_Brief_:
Pick out the lines in the listing below that contain the word "menu" and copy them.
╭─ Data for this exercise
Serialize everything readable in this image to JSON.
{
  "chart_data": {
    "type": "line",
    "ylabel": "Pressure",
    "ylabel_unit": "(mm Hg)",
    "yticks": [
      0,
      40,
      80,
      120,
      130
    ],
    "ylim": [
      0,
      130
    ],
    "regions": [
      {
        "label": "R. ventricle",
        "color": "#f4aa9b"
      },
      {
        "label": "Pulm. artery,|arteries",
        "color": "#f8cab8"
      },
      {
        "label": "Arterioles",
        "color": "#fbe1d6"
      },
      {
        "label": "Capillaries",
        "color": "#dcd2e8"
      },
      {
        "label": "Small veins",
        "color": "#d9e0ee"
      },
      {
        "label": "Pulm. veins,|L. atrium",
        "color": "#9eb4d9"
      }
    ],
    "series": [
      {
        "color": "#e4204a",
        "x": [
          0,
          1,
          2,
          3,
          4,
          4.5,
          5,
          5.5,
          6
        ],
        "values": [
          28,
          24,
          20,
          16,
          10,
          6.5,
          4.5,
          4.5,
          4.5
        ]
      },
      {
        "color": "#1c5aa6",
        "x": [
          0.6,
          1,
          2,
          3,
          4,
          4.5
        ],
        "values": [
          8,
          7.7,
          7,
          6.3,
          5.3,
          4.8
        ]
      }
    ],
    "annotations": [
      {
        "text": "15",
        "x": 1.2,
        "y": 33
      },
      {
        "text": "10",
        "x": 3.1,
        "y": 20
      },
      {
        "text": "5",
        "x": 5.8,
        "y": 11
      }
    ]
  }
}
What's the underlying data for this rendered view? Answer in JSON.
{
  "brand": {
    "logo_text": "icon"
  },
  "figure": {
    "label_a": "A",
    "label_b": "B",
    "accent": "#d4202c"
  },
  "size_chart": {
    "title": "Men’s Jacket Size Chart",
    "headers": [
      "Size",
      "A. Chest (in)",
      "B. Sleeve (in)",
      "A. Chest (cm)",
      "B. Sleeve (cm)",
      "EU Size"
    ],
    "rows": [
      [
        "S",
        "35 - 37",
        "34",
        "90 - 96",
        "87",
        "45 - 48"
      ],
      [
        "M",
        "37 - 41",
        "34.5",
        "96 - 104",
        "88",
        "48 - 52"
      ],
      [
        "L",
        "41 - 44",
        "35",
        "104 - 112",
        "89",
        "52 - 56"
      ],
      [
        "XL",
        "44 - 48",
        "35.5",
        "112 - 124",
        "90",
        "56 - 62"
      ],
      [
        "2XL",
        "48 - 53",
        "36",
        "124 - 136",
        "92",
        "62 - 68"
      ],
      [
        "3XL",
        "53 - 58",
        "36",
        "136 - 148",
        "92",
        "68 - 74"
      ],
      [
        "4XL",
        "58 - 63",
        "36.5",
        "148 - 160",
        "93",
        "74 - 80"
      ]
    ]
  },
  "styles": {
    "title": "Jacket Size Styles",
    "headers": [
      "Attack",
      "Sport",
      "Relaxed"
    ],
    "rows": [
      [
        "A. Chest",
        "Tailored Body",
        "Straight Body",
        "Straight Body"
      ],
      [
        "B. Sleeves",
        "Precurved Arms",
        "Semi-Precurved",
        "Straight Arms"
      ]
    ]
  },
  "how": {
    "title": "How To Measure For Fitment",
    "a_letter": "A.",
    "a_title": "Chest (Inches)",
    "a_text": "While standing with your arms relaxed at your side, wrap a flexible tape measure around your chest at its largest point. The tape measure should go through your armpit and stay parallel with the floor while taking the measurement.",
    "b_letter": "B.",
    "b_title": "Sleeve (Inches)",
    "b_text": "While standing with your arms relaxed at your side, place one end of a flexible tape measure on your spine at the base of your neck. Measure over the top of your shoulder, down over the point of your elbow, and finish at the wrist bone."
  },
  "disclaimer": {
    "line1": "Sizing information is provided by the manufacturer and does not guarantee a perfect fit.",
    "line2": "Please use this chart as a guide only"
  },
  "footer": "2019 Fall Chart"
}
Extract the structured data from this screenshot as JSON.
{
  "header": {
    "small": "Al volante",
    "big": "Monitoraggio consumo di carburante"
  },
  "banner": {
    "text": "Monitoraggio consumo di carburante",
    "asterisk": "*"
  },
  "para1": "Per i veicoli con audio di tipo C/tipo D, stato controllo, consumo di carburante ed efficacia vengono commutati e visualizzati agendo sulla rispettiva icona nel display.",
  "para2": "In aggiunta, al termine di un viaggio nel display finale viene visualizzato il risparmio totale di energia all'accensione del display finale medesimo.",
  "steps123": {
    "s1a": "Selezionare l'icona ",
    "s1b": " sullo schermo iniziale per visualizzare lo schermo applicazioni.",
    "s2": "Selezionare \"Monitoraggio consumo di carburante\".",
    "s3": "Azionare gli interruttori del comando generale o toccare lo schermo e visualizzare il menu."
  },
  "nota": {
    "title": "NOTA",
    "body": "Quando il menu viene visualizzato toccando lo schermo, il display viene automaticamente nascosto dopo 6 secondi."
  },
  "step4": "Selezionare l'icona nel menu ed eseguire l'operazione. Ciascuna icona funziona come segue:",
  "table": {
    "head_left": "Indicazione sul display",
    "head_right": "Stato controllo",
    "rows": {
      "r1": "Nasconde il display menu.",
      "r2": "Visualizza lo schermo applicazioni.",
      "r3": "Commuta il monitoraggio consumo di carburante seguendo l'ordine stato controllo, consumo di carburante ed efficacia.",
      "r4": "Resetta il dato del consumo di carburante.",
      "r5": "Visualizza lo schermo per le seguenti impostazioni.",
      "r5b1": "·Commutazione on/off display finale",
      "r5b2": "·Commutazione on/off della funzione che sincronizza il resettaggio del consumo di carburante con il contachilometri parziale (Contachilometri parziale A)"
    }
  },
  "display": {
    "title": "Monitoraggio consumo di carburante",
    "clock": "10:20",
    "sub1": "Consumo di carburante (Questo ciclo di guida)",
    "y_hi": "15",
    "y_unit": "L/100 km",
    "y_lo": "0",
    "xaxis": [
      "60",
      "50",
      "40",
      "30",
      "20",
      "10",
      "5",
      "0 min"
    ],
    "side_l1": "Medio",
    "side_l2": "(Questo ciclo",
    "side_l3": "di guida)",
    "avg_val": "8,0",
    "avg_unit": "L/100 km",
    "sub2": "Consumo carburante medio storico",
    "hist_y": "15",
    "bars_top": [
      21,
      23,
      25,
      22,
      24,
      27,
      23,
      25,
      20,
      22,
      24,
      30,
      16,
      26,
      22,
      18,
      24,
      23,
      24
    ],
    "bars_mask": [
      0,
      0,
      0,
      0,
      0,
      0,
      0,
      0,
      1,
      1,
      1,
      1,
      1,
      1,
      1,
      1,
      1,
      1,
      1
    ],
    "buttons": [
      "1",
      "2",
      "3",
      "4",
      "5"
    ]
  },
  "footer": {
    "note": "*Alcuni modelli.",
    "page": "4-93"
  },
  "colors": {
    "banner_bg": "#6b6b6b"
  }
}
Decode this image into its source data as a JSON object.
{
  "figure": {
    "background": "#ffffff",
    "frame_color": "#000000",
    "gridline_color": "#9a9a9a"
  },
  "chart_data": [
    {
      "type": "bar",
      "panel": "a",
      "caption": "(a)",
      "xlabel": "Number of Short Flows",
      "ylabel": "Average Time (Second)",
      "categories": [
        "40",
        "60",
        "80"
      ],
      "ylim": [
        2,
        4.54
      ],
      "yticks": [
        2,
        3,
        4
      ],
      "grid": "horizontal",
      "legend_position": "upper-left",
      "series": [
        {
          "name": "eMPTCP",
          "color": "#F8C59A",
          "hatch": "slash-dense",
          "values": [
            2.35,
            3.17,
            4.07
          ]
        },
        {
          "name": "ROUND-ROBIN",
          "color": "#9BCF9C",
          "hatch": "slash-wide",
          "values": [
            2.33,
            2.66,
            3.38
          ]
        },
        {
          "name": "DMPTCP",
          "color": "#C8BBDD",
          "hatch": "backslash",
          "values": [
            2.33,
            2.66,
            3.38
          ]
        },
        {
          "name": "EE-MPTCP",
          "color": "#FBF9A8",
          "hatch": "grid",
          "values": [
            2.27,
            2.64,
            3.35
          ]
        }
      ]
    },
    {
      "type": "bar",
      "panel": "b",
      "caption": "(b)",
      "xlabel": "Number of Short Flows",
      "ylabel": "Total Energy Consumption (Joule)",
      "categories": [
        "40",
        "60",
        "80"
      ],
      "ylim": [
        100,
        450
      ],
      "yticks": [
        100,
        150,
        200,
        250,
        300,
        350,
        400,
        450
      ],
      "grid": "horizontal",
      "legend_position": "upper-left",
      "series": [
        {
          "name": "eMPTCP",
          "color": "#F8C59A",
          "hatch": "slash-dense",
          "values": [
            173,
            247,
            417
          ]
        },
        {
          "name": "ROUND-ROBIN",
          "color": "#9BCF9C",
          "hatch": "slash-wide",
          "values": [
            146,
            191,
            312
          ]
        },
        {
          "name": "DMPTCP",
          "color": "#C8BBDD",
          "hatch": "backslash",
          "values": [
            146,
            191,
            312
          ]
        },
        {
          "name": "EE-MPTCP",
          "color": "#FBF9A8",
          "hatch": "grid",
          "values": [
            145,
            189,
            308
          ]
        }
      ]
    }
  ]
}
╰─
_Final answer_:
    "s3": "Azionare gli interruttori del comando generale o toccare lo schermo e visualizzare il menu."
    "body": "Quando il menu viene visualizzato toccando lo schermo, il display viene automaticamente nascosto dopo 6 secondi."
  "step4": "Selezionare l'icona nel menu ed eseguire l'operazione. Ciascuna icona funziona come segue:",
      "r1": "Nasconde il display menu.",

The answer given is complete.